(begin)

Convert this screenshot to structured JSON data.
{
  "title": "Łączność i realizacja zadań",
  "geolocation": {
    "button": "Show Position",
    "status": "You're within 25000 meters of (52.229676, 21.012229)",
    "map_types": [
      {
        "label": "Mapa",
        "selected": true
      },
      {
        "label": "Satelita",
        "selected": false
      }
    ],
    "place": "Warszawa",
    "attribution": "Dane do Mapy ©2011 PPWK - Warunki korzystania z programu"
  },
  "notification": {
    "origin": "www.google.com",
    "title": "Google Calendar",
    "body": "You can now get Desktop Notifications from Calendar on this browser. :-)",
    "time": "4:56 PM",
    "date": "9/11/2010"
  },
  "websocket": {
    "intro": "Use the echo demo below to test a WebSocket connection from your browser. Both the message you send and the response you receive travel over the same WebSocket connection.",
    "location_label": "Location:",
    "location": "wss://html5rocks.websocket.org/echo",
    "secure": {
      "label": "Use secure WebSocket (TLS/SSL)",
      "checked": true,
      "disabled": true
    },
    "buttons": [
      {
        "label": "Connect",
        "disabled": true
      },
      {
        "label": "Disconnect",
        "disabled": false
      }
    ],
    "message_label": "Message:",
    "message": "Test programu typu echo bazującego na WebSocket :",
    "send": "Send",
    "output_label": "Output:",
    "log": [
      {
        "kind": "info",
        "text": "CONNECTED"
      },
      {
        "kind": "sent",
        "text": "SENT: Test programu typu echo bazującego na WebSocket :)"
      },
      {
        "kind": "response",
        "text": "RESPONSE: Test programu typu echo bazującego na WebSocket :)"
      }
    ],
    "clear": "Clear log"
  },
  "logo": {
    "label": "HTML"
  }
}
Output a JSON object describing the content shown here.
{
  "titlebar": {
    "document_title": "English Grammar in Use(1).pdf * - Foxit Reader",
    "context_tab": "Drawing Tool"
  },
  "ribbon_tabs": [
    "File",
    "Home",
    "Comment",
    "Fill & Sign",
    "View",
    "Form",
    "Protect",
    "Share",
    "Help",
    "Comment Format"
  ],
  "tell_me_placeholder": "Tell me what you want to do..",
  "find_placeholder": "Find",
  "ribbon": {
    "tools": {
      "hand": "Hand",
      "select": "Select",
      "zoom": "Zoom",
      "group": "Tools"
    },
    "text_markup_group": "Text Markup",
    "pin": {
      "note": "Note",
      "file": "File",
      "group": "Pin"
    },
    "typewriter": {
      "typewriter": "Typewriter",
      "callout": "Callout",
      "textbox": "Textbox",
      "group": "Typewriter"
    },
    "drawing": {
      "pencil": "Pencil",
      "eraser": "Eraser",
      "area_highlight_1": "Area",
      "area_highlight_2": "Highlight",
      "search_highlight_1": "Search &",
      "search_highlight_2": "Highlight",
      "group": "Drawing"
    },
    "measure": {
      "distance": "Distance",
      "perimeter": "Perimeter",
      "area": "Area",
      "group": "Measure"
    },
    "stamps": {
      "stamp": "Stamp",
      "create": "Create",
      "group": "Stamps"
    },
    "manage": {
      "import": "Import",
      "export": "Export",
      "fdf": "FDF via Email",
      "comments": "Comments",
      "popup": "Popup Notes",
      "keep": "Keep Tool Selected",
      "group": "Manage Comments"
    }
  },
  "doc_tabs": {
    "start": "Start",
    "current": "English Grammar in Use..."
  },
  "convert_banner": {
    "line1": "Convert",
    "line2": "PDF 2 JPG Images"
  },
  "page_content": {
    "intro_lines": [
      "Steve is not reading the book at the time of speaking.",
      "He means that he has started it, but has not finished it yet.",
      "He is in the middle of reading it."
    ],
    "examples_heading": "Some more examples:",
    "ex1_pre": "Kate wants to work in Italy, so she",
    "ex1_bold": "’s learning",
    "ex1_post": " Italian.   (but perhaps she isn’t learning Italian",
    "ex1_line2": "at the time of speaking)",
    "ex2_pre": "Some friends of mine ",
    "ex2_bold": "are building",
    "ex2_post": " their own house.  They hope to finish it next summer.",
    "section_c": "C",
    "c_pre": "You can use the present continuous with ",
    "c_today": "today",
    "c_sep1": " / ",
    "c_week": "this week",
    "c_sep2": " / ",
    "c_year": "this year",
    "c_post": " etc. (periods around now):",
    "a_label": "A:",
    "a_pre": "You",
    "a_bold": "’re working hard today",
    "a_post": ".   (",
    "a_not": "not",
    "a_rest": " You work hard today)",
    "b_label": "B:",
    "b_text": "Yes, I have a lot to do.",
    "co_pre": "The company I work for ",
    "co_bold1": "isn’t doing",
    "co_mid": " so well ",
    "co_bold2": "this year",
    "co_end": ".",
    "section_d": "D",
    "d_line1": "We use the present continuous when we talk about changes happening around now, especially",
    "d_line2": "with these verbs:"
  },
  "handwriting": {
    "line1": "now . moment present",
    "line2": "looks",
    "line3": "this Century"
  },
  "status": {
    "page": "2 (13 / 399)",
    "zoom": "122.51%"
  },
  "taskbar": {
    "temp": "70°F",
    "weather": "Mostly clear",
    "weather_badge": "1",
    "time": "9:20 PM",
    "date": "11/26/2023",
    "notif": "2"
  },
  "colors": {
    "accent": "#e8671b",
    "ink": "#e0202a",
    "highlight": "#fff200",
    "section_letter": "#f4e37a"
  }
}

(end)

◆ Written task:
Using the listing above, reproduce each line without omission.

◆ Output for this task:
Convert this screenshot to structured JSON data.
{
  "title": "Łączność i realizacja zadań",
  "geolocation": {
    "button": "Show Position",
    "status": "You're within 25000 meters of (52.229676, 21.012229)",
    "map_types": [
      {
        "label": "Mapa",
        "selected": true
      },
      {
        "label": "Satelita",
        "selected": false
      }
    ],
    "place": "Warszawa",
    "attribution": "Dane do Mapy ©2011 PPWK - Warunki korzystania z programu"
  },
  "notification": {
    "origin": "www.google.com",
    "title": "Google Calendar",
    "body": "You can now get Desktop Notifications from Calendar on this browser. :-)",
    "time": "4:56 PM",
    "date": "9/11/2010"
  },
  "websocket": {
    "intro": "Use the echo demo below to test a WebSocket connection from your browser. Both the message you send and the response you receive travel over the same WebSocket connection.",
    "location_label": "Location:",
    "location": "wss://html5rocks.websocket.org/echo",
    "secure": {
      "label": "Use secure WebSocket (TLS/SSL)",
      "checked": true,
      "disabled": true
    },
    "buttons": [
      {
        "label": "Connect",
        "disabled": true
      },
      {
        "label": "Disconnect",
        "disabled": false
      }
    ],
    "message_label": "Message:",
    "message": "Test programu typu echo bazującego na WebSocket :",
    "send": "Send",
    "output_label": "Output:",
    "log": [
      {
        "kind": "info",
        "text": "CONNECTED"
      },
      {
        "kind": "sent",
        "text": "SENT: Test programu typu echo bazującego na WebSocket :)"
      },
      {
        "kind": "response",
        "text": "RESPONSE: Test programu typu echo bazującego na WebSocket :)"
      }
    ],
    "clear": "Clear log"
  },
  "logo": {
    "label": "HTML"
  }
}
Output a JSON object describing the content shown here.
{
  "titlebar": {
    "document_title": "English Grammar in Use(1).pdf * - Foxit Reader",
    "context_tab": "Drawing Tool"
  },
  "ribbon_tabs": [
    "File",
    "Home",
    "Comment",
    "Fill & Sign",
    "View",
    "Form",
    "Protect",
    "Share",
    "Help",
    "Comment Format"
  ],
  "tell_me_placeholder": "Tell me what you want to do..",
  "find_placeholder": "Find",
  "ribbon": {
    "tools": {
      "hand": "Hand",
      "select": "Select",
      "zoom": "Zoom",
      "group": "Tools"
    },
    "text_markup_group": "Text Markup",
    "pin": {
      "note": "Note",
      "file": "File",
      "group": "Pin"
    },
    "typewriter": {
      "typewriter": "Typewriter",
      "callout": "Callout",
      "textbox": "Textbox",
      "group": "Typewriter"
    },
    "drawing": {
      "pencil": "Pencil",
      "eraser": "Eraser",
      "area_highlight_1": "Area",
      "area_highlight_2": "Highlight",
      "search_highlight_1": "Search &",
      "search_highlight_2": "Highlight",
      "group": "Drawing"
    },
    "measure": {
      "distance": "Distance",
      "perimeter": "Perimeter",
      "area": "Area",
      "group": "Measure"
    },
    "stamps": {
      "stamp": "Stamp",
      "create": "Create",
      "group": "Stamps"
    },
    "manage": {
      "import": "Import",
      "export": "Export",
      "fdf": "FDF via Email",
      "comments": "Comments",
      "popup": "Popup Notes",
      "keep": "Keep Tool Selected",
      "group": "Manage Comments"
    }
  },
  "doc_tabs": {
    "start": "Start",
    "current": "English Grammar in Use..."
  },
  "convert_banner": {
    "line1": "Convert",
    "line2": "PDF 2 JPG Images"
  },
  "page_content": {
    "intro_lines": [
      "Steve is not reading the book at the time of speaking.",
      "He means that he has started it, but has not finished it yet.",
      "He is in the middle of reading it."
    ],
    "examples_heading": "Some more examples:",
    "ex1_pre": "Kate wants to work in Italy, so she",
    "ex1_bold": "’s learning",
    "ex1_post": " Italian.   (but perhaps she isn’t learning Italian",
    "ex1_line2": "at the time of speaking)",
    "ex2_pre": "Some friends of mine ",
    "ex2_bold": "are building",
    "ex2_post": " their own house.  They hope to finish it next summer.",
    "section_c": "C",
    "c_pre": "You can use the present continuous with ",
    "c_today": "today",
    "c_sep1": " / ",
    "c_week": "this week",
    "c_sep2": " / ",
    "c_year": "this year",
    "c_post": " etc. (periods around now):",
    "a_label": "A:",
    "a_pre": "You",
    "a_bold": "’re working hard today",
    "a_post": ".   (",
    "a_not": "not",
    "a_rest": " You work hard today)",
    "b_label": "B:",
    "b_text": "Yes, I have a lot to do.",
    "co_pre": "The company I work for ",
    "co_bold1": "isn’t doing",
    "co_mid": " so well ",
    "co_bold2": "this year",
    "co_end": ".",
    "section_d": "D",
    "d_line1": "We use the present continuous when we talk about changes happening around now, especially",
    "d_line2": "with these verbs:"
  },
  "handwriting": {
    "line1": "now . moment present",
    "line2": "looks",
    "line3": "this Century"
  },
  "status": {
    "page": "2 (13 / 399)",
    "zoom": "122.51%"
  },
  "taskbar": {
    "temp": "70°F",
    "weather": "Mostly clear",
    "weather_badge": "1",
    "time": "9:20 PM",
    "date": "11/26/2023",
    "notif": "2"
  },
  "colors": {
    "accent": "#e8671b",
    "ink": "#e0202a",
    "highlight": "#fff200",
    "section_letter": "#f4e37a"
  }
}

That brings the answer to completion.